**What is expected**
Copy the data that follows exactly. Include no pictures.

(Stored records)
★ ★ ★ ★ ★
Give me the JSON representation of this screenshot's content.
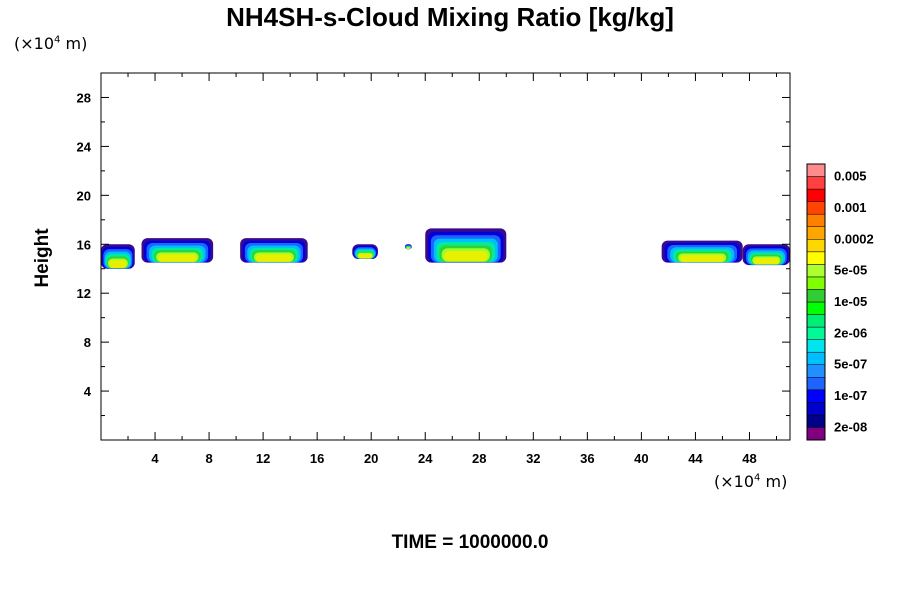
{
  "chart_data": {
    "type": "heatmap",
    "title": "NH4SH-s-Cloud Mixing Ratio [kg/kg]",
    "ylabel": "Height",
    "xlabel": "",
    "x_unit": "(×10",
    "x_unit_exp": "4",
    "x_unit_tail": " m)",
    "y_unit": "(×10",
    "y_unit_exp": "4",
    "y_unit_tail": " m)",
    "xlim": [
      0,
      51
    ],
    "ylim": [
      0,
      30
    ],
    "x_ticks": [
      4,
      8,
      12,
      16,
      20,
      24,
      28,
      32,
      36,
      40,
      44,
      48
    ],
    "y_ticks": [
      4,
      8,
      12,
      16,
      20,
      24,
      28
    ],
    "time_label": "TIME = 1000000.0",
    "colorbar": {
      "colors": [
        "#800080",
        "#00008b",
        "#0000cd",
        "#0000ff",
        "#1e64ff",
        "#1e90ff",
        "#00bfff",
        "#00e5ee",
        "#00fa9a",
        "#00ee76",
        "#00ff00",
        "#32cd32",
        "#7fff00",
        "#adff2f",
        "#ffff00",
        "#ffd700",
        "#ffa500",
        "#ff7f00",
        "#ff4500",
        "#ff0000",
        "#ff4040",
        "#ff8c8c"
      ],
      "labels": [
        "2e-08",
        "1e-07",
        "5e-07",
        "2e-06",
        "1e-05",
        "5e-05",
        "0.0002",
        "0.001",
        "0.005"
      ]
    },
    "cloud_patches": [
      {
        "x0": 0.0,
        "x1": 2.5,
        "ybot": 14.0,
        "ytop": 16.0
      },
      {
        "x0": 3.0,
        "x1": 8.3,
        "ybot": 14.5,
        "ytop": 16.5
      },
      {
        "x0": 10.3,
        "x1": 15.3,
        "ybot": 14.5,
        "ytop": 16.5
      },
      {
        "x0": 18.6,
        "x1": 20.5,
        "ybot": 14.8,
        "ytop": 16.0
      },
      {
        "x0": 22.5,
        "x1": 23.0,
        "ybot": 15.6,
        "ytop": 16.0
      },
      {
        "x0": 24.0,
        "x1": 30.0,
        "ybot": 14.5,
        "ytop": 17.3
      },
      {
        "x0": 41.5,
        "x1": 47.5,
        "ybot": 14.5,
        "ytop": 16.3
      },
      {
        "x0": 47.5,
        "x1": 51.0,
        "ybot": 14.3,
        "ytop": 16.0
      }
    ]
  }
}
★ ★ ★ ★ ★
**Task solution**
Give me the JSON representation of this screenshot's content.
{
  "chart_data": {
    "type": "heatmap",
    "title": "NH4SH-s-Cloud Mixing Ratio [kg/kg]",
    "ylabel": "Height",
    "xlabel": "",
    "x_unit": "(×10",
    "x_unit_exp": "4",
    "x_unit_tail": " m)",
    "y_unit": "(×10",
    "y_unit_exp": "4",
    "y_unit_tail": " m)",
    "xlim": [
      0,
      51
    ],
    "ylim": [
      0,
      30
    ],
    "x_ticks": [
      4,
      8,
      12,
      16,
      20,
      24,
      28,
      32,
      36,
      40,
      44,
      48
    ],
    "y_ticks": [
      4,
      8,
      12,
      16,
      20,
      24,
      28
    ],
    "time_label": "TIME = 1000000.0",
    "colorbar": {
      "colors": [
        "#800080",
        "#00008b",
        "#0000cd",
        "#0000ff",
        "#1e64ff",
        "#1e90ff",
        "#00bfff",
        "#00e5ee",
        "#00fa9a",
        "#00ee76",
        "#00ff00",
        "#32cd32",
        "#7fff00",
        "#adff2f",
        "#ffff00",
        "#ffd700",
        "#ffa500",
        "#ff7f00",
        "#ff4500",
        "#ff0000",
        "#ff4040",
        "#ff8c8c"
      ],
      "labels": [
        "2e-08",
        "1e-07",
        "5e-07",
        "2e-06",
        "1e-05",
        "5e-05",
        "0.0002",
        "0.001",
        "0.005"
      ]
    },
    "cloud_patches": [
      {
        "x0": 0.0,
        "x1": 2.5,
        "ybot": 14.0,
        "ytop": 16.0
      },
      {
        "x0": 3.0,
        "x1": 8.3,
        "ybot": 14.5,
        "ytop": 16.5
      },
      {
        "x0": 10.3,
        "x1": 15.3,
        "ybot": 14.5,
        "ytop": 16.5
      },
      {
        "x0": 18.6,
        "x1": 20.5,
        "ybot": 14.8,
        "ytop": 16.0
      },
      {
        "x0": 22.5,
        "x1": 23.0,
        "ybot": 15.6,
        "ytop": 16.0
      },
      {
        "x0": 24.0,
        "x1": 30.0,
        "ybot": 14.5,
        "ytop": 17.3
      },
      {
        "x0": 41.5,
        "x1": 47.5,
        "ybot": 14.5,
        "ytop": 16.3
      },
      {
        "x0": 47.5,
        "x1": 51.0,
        "ybot": 14.3,
        "ytop": 16.0
      }
    ]
  }
}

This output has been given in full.